Read the records below. Copy each line where the string "name" occurs.

---+---

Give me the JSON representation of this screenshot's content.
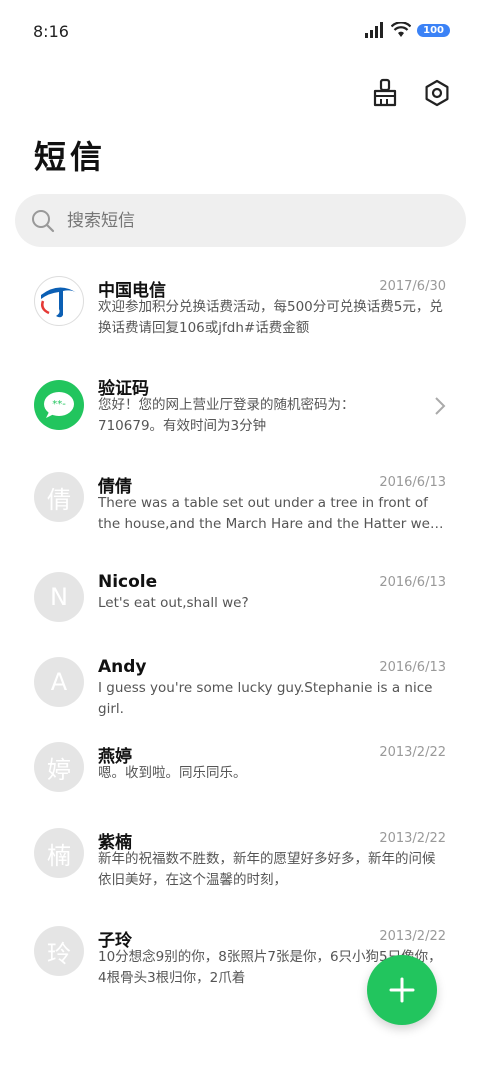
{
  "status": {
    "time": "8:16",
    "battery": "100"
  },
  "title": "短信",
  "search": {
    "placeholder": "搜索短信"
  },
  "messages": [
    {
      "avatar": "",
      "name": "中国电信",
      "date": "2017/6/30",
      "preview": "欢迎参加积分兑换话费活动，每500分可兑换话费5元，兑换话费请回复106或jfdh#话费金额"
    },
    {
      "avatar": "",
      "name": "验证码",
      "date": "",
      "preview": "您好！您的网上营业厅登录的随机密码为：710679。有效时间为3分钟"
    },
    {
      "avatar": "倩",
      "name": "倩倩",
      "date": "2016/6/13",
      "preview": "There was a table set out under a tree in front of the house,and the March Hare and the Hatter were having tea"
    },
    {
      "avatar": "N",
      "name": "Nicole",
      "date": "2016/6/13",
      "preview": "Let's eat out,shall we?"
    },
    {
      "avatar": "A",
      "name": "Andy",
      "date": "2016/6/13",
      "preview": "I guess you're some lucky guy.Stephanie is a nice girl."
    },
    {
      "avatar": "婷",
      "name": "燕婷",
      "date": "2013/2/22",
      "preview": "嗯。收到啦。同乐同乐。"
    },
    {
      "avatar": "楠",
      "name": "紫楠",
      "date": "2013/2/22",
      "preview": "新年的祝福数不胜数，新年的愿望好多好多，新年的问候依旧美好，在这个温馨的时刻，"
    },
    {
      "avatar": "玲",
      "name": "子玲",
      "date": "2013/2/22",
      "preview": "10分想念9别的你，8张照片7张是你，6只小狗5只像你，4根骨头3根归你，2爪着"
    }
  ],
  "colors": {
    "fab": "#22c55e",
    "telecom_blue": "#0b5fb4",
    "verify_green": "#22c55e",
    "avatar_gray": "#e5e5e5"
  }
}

---+---

The output:
      "name": "中国电信",
      "name": "验证码",
      "name": "倩倩",
      "name": "Nicole",
      "name": "Andy",
      "name": "燕婷",
      "name": "紫楠",
      "name": "子玲",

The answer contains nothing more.